### Text block

Hi Everyone,

 

I am having difficulty finding instructions that I am able to use to do the following. I feel I am missing something simple I overlooked…

1.       Crawl a Website.

2.       Index it on SOLR.

 

For now, I am just stuck on #1 –

 

I am running the following command:

·         bin/crawl -i urls/ TestCrawl/  2



In my urls/seed.txt file I have the following entry:

·         http://nutch.apache.org/

 

In my regexx-urlfilter.txt I have the following entry:

·         +^http://([a-z0-9]*\.)*nutch.apache.org/

 

I am running this command from Cygwin (I am on windows)

·         bin/crawl -i urls/ TestCrawl/  2

 

I have set my java_home env variable and such

 

The error I am getting is:

 

$ bin/crawl -i urls/ TestCrawl/  2

Injecting seed URLs

/cygdrive/c/apache-nutch-1.11/bin/nutch inject TestCrawl//crawldb urls/

Injector: starting at 2016-06-08 11:04:45

Injector: crawlDb: TestCrawl/crawldb

Injector: urlDir: urls

Injector: Converting injected urls to crawl db entries.

Injector: java.lang.NullPointerException

        at java.lang.ProcessBuilder.start(Unknown Source)

######

Set task 1: Quote the Nutch crawl post from "Injector: starting at" through "at java.lang.ProcessBuilder.start(Unknown Source)".
Set task 2:
Answer these questions from the Nutch crawl post:
(a) What entry is in the urls/seed.txt file?
(b) What program is the crawl command run from?
(c) What exception does the Injector report?

### Given material

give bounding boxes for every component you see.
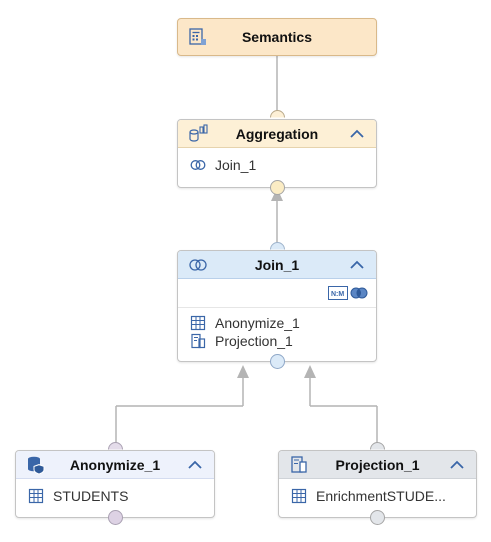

######

Full answer 1:
Injector: starting at 2016-06-08 11:04:45

Injector: crawlDb: TestCrawl/crawldb

Injector: urlDir: urls

Injector: Converting injected urls to crawl db entries.

Injector: java.lang.NullPointerException

        at java.lang.ProcessBuilder.start(Unknown Source)

Full answer 2:
(a) http://nutch.apache.org/
(b) Cygwin, on Windows.
(c) java.lang.NullPointerException